Exercise prompt
Show every line of the records below that contains the word "resting".

## BEGIN

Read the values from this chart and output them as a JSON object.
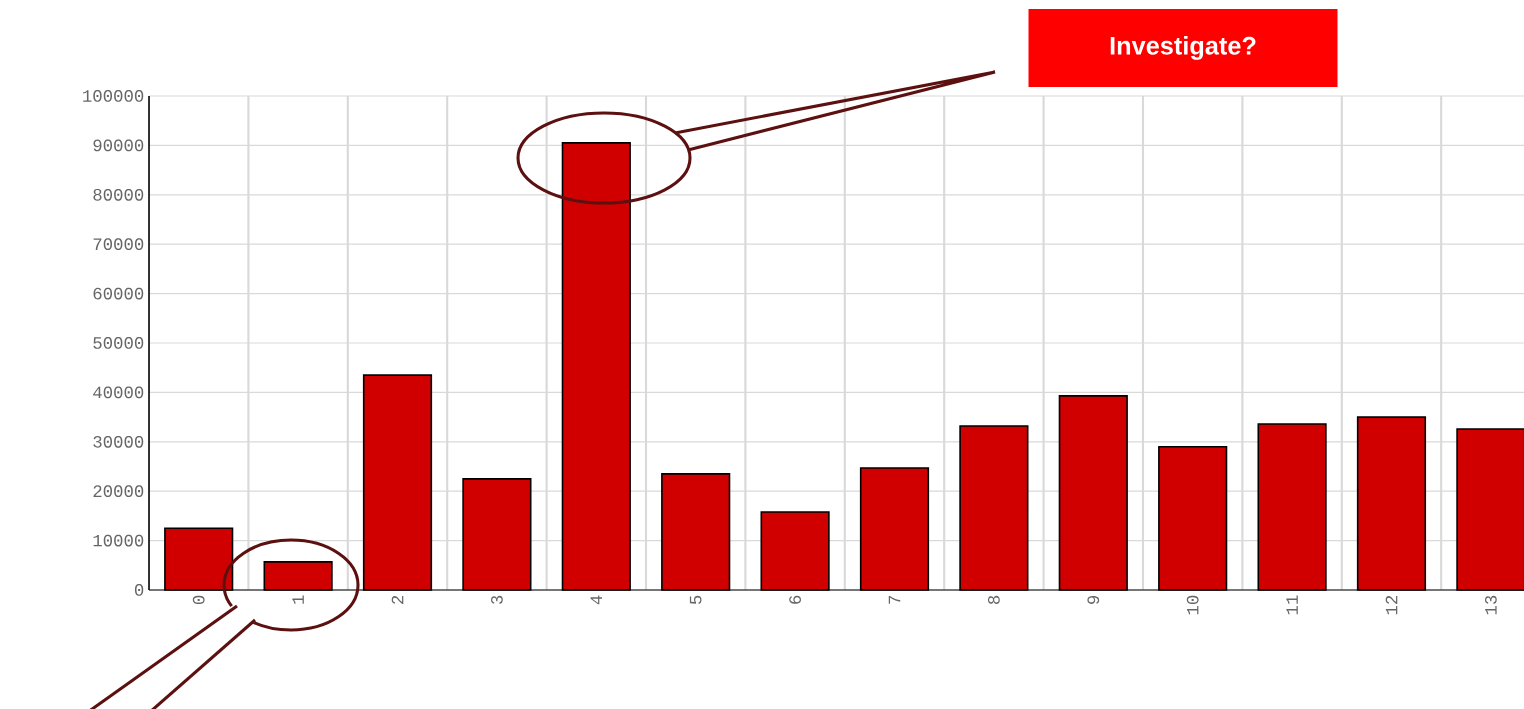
{
  "chart_data": {
    "type": "bar",
    "categories": [
      "0",
      "1",
      "2",
      "3",
      "4",
      "5",
      "6",
      "7",
      "8",
      "9",
      "10",
      "11",
      "12",
      "13"
    ],
    "values": [
      12500,
      5700,
      43500,
      22500,
      90500,
      23500,
      15800,
      24700,
      33200,
      39300,
      29000,
      33600,
      35000,
      32600
    ],
    "color": "#d00000",
    "ylim": [
      0,
      100000
    ],
    "yticks": [
      0,
      10000,
      20000,
      30000,
      40000,
      50000,
      60000,
      70000,
      80000,
      90000,
      100000
    ],
    "grid": true,
    "annotations": [
      "Investigate?"
    ]
  }
}
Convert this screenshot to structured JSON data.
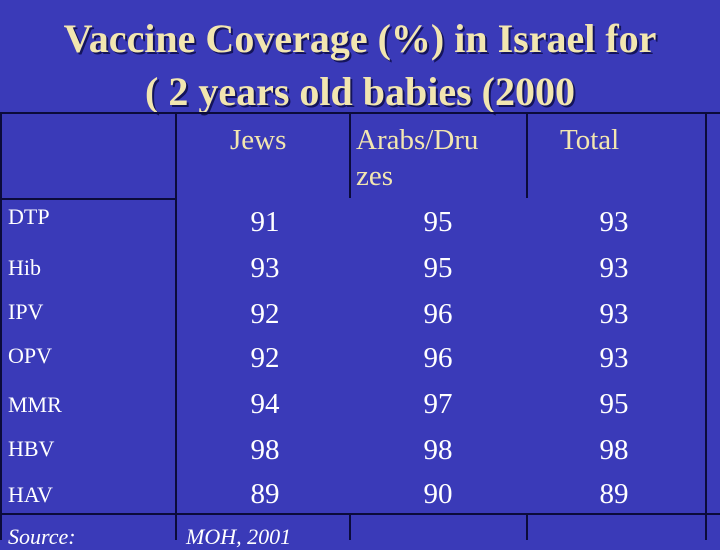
{
  "title": {
    "line1": "Vaccine Coverage (%) in Israel for",
    "line2": "( 2 years old babies (2000"
  },
  "table": {
    "headers": {
      "jews": "Jews",
      "arabs": "Arabs/Dru zes",
      "total": "Total"
    },
    "rows": [
      {
        "label": "DTP",
        "jews": "91",
        "arabs": "95",
        "total": "93"
      },
      {
        "label": "Hib",
        "jews": "93",
        "arabs": "95",
        "total": "93"
      },
      {
        "label": "IPV",
        "jews": "92",
        "arabs": "96",
        "total": "93"
      },
      {
        "label": "OPV",
        "jews": "92",
        "arabs": "96",
        "total": "93"
      },
      {
        "label": "MMR",
        "jews": "94",
        "arabs": "97",
        "total": "95"
      },
      {
        "label": "HBV",
        "jews": "98",
        "arabs": "98",
        "total": "98"
      },
      {
        "label": "HAV",
        "jews": "89",
        "arabs": "90",
        "total": "89"
      }
    ]
  },
  "footer": {
    "source_label": "Source:",
    "source_value": "MOH, 2001"
  }
}
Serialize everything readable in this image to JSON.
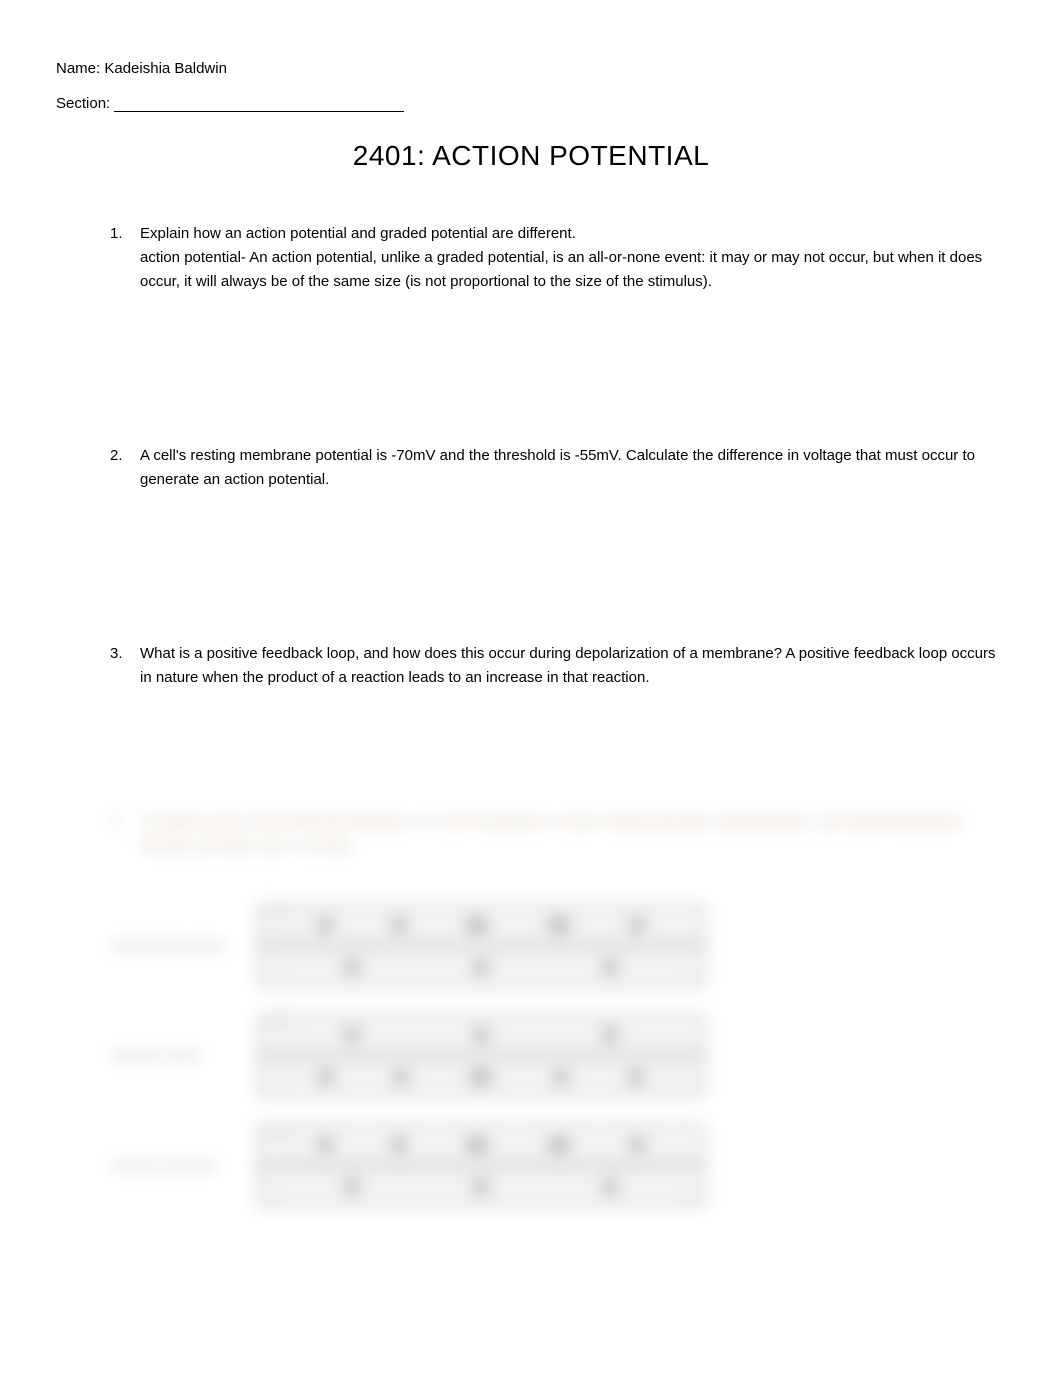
{
  "header": {
    "name_label": "Name:",
    "name_value": "Kadeishia Baldwin",
    "section_label": "Section:"
  },
  "title": "2401:  ACTION POTENTIAL",
  "questions": [
    {
      "number": "1.",
      "prompt": "Explain how an action potential and graded potential are different.",
      "answer": "action potential- An action potential, unlike a graded potential, is an all-or-none event: it may or may not occur, but when it does occur, it will always be of the same size (is not proportional to the size of the stimulus)."
    },
    {
      "number": "2.",
      "prompt": "A cell's resting membrane potential is -70mV and the threshold is -55mV.  Calculate the difference in voltage that must occur to generate an action potential.",
      "answer": ""
    },
    {
      "number": "3.",
      "prompt": "What is a positive feedback loop, and how does this occur during depolarization of a membrane? A positive feedback loop occurs in nature when the product of a reaction leads to an increase in that reaction.",
      "answer": ""
    }
  ],
  "blurred": {
    "q4_number": "4.",
    "q4_text": "Complete each of the following diagrams of a cell membrane to show resting potential, depolarization, and hyperpolarization.  Identify and label each correctly.",
    "labels": {
      "row1": "Hyperpolarization",
      "row2": "depolarization",
      "row3": "resting potential"
    }
  },
  "colors": {
    "background": "#ffffff",
    "text": "#000000",
    "blurred_text": "#a88860",
    "diagram_bg": "#e8e8e8",
    "diagram_border": "#999999",
    "diagram_divider": "#777777",
    "dot_color": "#666666"
  },
  "typography": {
    "body_fontsize": 15,
    "title_fontsize": 28,
    "font_family": "Segoe UI"
  }
}
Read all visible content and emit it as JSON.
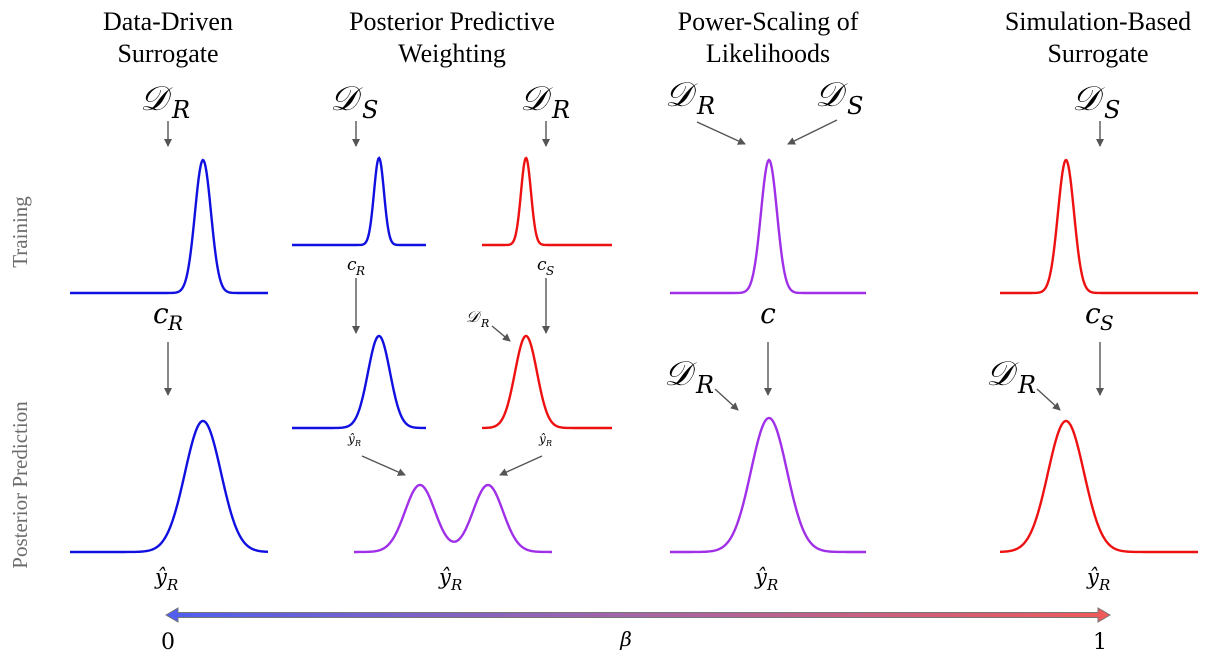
{
  "columns": [
    {
      "title_line1": "Data-Driven",
      "title_line2": "Surrogate"
    },
    {
      "title_line1": "Posterior Predictive",
      "title_line2": "Weighting"
    },
    {
      "title_line1": "Power-Scaling of",
      "title_line2": "Likelihoods"
    },
    {
      "title_line1": "Simulation-Based",
      "title_line2": "Surrogate"
    }
  ],
  "row_labels": {
    "training": "Training",
    "prediction": "Posterior Prediction"
  },
  "symbols": {
    "D": "𝒟",
    "R": "R",
    "S": "S",
    "c": "c",
    "y_hat": "ŷ"
  },
  "scale": {
    "left_label": "0",
    "right_label": "1",
    "beta": "β"
  },
  "colors": {
    "blue": "#1010e0",
    "red": "#ee1111",
    "purple": "#a030e8",
    "gradient_start": "#4f5ff0",
    "gradient_mid": "#a565a5",
    "gradient_end": "#f05a5a",
    "arrow": "#555555",
    "row_label": "#6b6b6b"
  },
  "icons": [
    "arrow-down-icon",
    "gradient-double-arrow-icon"
  ]
}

## END

Finished answer
      "prompt": "A cell's resting membrane potential is -70mV and the threshold is -55mV.  Calculate the difference in voltage that must occur to generate an action potential.",
    "q4_text": "Complete each of the following diagrams of a cell membrane to show resting potential, depolarization, and hyperpolarization.  Identify and label each correctly.",
      "row3": "resting potential"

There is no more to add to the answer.